→ Tarefas a realizar:
1) Reproduza fielmente a parte do texto de leitura que abre com as palavras "Na resposta às" e fecha com "de bebidas transatlântico.".
2) Segundo o texto de leitura, qual foi o excedente comercial da União Europeia em produtos agroalimentares com os Estados Unidos em 2023, de acordo com a Comissão Europeia?

→ Texto de leitura:
- - -

As tensões geopolíticas ampliaram a urgência de resiliência económica no seio da União Europeia. As tarifas do “Dia da Libertação” impostas pelos Estados Unidos, com taxas universais a começar nos 10% e a aumentar para 20% nos produtos da União Europeia, sublinharam a fragilidade das relações comerciais transatlânticas. Estes objetivos procuram atenuar as vulnerabilidades expostas por perturbações no comércio internacional e alinham-se estreitamente com a missão do movimento BuyFromEU de dar prioridade à produção regional
Esta abordagem subtil é sintomática de um sector que pouco depende dos produtos norte-americanos. Os Estados Unidos desempenham um papel relativamente menor no mercado de bens de consumo diários da União Europeia e, em sectores como a alimentação, as importações deste mercado representam uma pequena fração do consumo europeu. De facto, de acordo com a Comissão Europeia, a União Europeia exportou 228,6 mil milhões de euros em produtos agroalimentares para os Estados Unidos em 2023, enquanto importou apenas 158,6 mil milhões de euros, resultando num excedente comercial recorde de 70,1 mil milhões de euros. Esta dependência limitada dos produtos alimentares dos Estados Unidos e a pequena presença nas prateleiras pode ajudar a explicar a reticência dos grandes retalhistas europeus em fazer declarações públicas de apoio à campanha BuyFromEU.
Na resposta às tarifas de retaliação planeadas, a União Europeia decidiu não incluir o bourbon norte‑americano, um dos produtos que mais atenção tem merecido nos últimos tempos, na lista final de bens sujeitos a direitos adicionais, após forte lobby de alguns países europeus. A ameaça de Trump de punir, com tarifas de 200% sobre o vinho europeu e o champanhe, os países que tributassem o bourbon foi suficiente para levar diferentes Estados-membros – liderados por França e pela Itália – a optar pela eliminação da referência, evitando, assim, perturbar o comércio de bebidas transatlântico.

- - -

→ Linhas:
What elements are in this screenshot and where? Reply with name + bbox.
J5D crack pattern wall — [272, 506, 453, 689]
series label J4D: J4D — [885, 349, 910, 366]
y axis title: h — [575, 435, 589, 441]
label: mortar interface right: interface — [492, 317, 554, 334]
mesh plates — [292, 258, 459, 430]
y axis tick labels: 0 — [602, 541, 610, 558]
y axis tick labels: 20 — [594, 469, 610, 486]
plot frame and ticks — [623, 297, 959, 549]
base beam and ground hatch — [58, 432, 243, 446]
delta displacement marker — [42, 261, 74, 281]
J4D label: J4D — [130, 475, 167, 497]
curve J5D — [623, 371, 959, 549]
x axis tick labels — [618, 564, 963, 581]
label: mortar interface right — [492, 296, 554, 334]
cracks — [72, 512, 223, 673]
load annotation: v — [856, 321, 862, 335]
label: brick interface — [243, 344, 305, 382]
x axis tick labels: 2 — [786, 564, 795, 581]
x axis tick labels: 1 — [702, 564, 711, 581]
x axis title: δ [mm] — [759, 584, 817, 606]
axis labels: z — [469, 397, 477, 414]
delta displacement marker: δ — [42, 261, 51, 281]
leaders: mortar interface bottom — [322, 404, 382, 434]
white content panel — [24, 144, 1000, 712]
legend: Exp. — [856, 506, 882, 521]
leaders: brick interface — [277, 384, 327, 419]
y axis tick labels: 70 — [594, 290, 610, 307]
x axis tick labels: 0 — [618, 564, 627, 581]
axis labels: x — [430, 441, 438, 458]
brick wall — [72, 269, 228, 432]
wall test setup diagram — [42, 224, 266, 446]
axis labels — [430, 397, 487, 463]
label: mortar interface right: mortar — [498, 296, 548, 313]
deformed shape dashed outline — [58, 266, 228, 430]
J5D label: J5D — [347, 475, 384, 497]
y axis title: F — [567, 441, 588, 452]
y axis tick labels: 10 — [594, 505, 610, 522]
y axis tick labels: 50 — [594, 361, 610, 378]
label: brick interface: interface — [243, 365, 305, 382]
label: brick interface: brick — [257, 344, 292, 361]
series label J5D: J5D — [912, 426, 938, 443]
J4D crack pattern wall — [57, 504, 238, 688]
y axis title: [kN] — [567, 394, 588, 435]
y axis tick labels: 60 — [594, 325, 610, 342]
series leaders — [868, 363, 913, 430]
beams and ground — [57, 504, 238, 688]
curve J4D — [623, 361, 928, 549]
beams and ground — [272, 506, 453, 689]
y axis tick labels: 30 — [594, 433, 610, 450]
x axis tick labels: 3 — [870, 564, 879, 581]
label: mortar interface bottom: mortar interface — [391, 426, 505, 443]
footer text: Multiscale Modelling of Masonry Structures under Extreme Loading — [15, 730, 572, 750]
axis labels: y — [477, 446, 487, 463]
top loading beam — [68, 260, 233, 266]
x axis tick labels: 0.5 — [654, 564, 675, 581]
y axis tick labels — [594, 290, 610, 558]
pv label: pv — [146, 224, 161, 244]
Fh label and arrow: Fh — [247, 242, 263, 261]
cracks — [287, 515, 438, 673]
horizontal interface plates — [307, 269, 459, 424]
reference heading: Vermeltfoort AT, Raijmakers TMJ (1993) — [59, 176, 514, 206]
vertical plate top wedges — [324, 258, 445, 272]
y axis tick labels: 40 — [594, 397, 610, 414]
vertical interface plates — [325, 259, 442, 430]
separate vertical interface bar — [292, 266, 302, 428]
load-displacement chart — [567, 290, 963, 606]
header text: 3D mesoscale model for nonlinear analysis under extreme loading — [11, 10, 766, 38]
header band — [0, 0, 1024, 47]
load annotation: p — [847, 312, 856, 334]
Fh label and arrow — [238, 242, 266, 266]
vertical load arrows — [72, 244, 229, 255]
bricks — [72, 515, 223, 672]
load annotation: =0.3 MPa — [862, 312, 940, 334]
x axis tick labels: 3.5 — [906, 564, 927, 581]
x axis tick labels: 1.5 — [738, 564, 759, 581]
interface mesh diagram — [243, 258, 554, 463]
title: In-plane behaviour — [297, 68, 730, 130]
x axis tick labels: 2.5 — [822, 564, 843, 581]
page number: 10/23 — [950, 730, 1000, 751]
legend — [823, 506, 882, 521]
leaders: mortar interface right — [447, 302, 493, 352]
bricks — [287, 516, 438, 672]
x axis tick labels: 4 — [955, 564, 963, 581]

- - -

→ Resultados por tarefa:
1)
Na resposta às tarifas de retaliação planeadas, a União Europeia decidiu não incluir o bourbon norte‑americano, um dos produtos que mais atenção tem merecido nos últimos tempos, na lista final de bens sujeitos a direitos adicionais, após forte lobby de alguns países europeus. A ameaça de Trump de punir, com tarifas de 200% sobre o vinho europeu e o champanhe, os países que tributassem o bourbon foi suficiente para levar diferentes Estados-membros – liderados por França e pela Itália – a optar pela eliminação da referência, evitando, assim, perturbar o comércio de bebidas transatlântico.

2) 70,1 mil milhões de euros.